The Write Music.

starwars_lpI’m fairly certain that anybody who’s followed my antics for any length of time knows that I have a thing for film and television music. The very first album I remember buying with my own money was in 1977, and it was the original 2-record edition of John Williams’ score for Star Wars.

A few more would follow in that album’s footsteps: Superman: The Movie, Star Trek: The Motion Picture, Alien, The Empire Strikes Back, Star Trek II: The Wrath of Khan, and so on. As I grew older and had more money to spend, my selection of titles expanded, and to this day such music accounts for a sizable percentage of my rather eclectic collection.
★ ★ ★ ★ ★
OBJECTIVES:
#1 Write out the part of the passage on film and television music that begins at the words "The Write Music." and stops after the words "for Star Wars.".
#2 According to the passage on film and television music, what was the very first album the writer remembers buying with their own money?
#3 Continue the passage on film and television music from the point where it ends.

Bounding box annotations
★ ★ ★ ★ ★
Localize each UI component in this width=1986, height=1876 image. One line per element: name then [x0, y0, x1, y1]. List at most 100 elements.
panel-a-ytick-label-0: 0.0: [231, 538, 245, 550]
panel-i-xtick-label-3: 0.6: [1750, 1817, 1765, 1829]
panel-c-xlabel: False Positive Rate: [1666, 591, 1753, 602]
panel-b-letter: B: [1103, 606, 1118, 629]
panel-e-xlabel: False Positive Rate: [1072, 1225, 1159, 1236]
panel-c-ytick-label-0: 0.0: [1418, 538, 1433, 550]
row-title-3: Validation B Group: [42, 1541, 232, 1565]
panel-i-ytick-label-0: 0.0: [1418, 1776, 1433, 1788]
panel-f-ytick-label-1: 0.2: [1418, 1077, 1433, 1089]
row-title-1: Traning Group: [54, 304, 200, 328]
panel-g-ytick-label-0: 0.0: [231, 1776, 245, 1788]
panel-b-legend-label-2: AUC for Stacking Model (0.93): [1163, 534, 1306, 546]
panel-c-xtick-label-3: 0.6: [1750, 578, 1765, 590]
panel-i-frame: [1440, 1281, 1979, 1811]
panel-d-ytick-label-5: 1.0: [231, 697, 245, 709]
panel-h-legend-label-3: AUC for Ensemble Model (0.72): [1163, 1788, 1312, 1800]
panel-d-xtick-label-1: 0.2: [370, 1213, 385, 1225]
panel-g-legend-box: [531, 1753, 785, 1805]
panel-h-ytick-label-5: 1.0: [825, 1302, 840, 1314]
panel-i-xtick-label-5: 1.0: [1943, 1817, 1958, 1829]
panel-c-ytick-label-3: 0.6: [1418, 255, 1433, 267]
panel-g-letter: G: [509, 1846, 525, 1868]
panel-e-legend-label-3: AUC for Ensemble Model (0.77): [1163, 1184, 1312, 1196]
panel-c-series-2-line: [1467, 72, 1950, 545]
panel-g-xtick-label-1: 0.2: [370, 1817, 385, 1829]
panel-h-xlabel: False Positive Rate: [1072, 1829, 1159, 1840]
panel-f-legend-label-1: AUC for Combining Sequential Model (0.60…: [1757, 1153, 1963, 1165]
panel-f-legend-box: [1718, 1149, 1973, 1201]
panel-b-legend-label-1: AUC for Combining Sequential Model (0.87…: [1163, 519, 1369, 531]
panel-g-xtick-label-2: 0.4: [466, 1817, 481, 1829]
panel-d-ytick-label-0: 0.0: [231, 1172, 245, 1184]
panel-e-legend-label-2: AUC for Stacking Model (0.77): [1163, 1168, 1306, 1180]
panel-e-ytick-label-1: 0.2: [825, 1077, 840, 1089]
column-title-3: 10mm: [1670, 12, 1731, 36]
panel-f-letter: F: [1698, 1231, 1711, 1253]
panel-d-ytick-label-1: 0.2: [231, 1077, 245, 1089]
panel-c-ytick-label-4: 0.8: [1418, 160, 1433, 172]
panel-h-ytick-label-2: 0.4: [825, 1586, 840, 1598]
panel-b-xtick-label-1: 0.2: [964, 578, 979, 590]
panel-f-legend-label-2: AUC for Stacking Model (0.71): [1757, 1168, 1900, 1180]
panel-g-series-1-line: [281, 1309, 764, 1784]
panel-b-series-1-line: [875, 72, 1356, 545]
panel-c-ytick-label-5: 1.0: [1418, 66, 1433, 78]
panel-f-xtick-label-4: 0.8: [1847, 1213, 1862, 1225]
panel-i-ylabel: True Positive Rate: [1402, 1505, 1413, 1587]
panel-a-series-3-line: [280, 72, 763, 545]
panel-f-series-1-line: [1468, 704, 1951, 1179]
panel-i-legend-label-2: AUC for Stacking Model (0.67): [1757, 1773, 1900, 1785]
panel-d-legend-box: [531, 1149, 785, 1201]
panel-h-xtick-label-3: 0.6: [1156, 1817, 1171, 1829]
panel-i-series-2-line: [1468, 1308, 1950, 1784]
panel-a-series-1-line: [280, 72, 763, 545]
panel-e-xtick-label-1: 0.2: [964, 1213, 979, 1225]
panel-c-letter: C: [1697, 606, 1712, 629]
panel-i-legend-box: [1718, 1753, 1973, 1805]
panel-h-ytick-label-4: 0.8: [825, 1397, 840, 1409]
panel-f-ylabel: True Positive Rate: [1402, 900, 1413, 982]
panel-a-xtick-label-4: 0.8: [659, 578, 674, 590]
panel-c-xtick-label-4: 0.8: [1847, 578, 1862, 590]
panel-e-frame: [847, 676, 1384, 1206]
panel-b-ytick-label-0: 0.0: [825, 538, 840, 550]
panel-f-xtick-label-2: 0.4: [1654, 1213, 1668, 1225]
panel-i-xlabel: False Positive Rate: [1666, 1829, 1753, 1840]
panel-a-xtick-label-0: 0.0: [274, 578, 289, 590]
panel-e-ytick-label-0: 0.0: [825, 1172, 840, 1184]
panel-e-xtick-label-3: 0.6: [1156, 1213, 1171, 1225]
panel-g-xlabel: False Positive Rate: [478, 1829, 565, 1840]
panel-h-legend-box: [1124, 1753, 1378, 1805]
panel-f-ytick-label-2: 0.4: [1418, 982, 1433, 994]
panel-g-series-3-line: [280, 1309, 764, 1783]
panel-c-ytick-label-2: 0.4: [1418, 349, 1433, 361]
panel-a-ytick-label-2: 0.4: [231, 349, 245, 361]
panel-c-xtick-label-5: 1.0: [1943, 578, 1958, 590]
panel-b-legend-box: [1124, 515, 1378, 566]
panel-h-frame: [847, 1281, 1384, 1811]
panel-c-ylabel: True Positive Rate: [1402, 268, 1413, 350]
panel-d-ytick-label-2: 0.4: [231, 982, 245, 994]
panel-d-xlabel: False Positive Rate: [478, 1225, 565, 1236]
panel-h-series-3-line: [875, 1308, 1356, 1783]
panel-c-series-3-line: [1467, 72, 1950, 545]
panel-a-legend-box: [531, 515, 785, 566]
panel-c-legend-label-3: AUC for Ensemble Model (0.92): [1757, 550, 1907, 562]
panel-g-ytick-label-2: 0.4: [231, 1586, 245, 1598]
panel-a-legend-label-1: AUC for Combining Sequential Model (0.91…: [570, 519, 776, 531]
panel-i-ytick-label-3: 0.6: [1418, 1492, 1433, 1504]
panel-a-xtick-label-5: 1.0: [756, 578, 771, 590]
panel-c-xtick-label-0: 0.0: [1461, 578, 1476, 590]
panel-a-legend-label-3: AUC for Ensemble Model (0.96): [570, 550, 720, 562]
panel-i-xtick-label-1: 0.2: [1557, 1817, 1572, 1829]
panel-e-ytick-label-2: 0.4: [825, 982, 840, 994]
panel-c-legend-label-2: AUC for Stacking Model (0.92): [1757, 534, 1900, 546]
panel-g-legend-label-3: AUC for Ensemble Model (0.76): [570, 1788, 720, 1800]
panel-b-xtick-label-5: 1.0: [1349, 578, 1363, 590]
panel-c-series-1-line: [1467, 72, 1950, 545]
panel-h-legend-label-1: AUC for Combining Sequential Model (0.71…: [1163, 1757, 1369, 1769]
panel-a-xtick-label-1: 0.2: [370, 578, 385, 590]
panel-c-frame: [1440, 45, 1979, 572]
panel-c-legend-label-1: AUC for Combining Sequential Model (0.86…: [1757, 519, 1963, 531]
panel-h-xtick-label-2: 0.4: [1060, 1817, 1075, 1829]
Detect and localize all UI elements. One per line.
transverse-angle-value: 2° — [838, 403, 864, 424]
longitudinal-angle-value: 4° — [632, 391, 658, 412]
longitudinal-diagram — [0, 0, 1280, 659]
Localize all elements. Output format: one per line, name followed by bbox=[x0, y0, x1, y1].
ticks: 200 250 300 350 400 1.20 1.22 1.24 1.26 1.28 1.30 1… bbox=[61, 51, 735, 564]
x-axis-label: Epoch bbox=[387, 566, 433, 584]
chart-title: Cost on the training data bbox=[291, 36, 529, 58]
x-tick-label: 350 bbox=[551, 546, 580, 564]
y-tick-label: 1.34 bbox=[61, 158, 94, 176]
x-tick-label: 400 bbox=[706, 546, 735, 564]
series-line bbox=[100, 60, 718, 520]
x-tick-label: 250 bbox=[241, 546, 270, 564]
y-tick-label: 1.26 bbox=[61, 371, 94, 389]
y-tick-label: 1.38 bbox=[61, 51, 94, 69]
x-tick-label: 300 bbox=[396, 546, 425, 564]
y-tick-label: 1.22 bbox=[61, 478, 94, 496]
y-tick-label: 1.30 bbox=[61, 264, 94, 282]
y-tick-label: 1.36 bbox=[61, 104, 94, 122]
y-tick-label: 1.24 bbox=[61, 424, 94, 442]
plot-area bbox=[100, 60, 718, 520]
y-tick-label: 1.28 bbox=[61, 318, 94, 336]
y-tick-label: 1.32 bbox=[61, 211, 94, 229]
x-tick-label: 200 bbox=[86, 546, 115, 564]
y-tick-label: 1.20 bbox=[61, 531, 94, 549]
★ ★ ★ ★ ★
OUTPUTS:
#1
The Write Music.

starwars_lpI’m fairly certain that anybody who’s followed my antics for any length of time knows that I have a thing for film and television music. The very first album I remember buying with my own money was in 1977, and it was the original 2-record edition of John Williams’ score for Star Wars.

#2 The original 2-record edition of John Williams' score for Star Wars.

#3
Later, when I started writing, and particularly with my writing an awful lot of Star Trek fiction (you may have heard me mention that, once or twice), I discovered that I really liked having film and TV music playing in the background as I worked. Then I started playing particular scores (or portions thereof) to help get me in the groove for writing certain stories or scenes. For writing Star Trek? Music from one of the television series or films is always in the rotation, but I also try to mix it up.

Lots of action? Star Wars, Star Trek, Black Hawk Down, Superman, Rambo: First Blood, Part II, Gladiator, Pirates of the Caribbean, Raiders of the Lost Ark, and so on just to name a few.

Quieter, moodier, and/or more contemplative scenes? The American President, The Shawshank Redemption, Jurassic Park, Alien, Outland, and so on.

(Oh, and don’t forget that individual pieces from any of these and so many others can work for end of the spectrum I’m describing, and everything in between.)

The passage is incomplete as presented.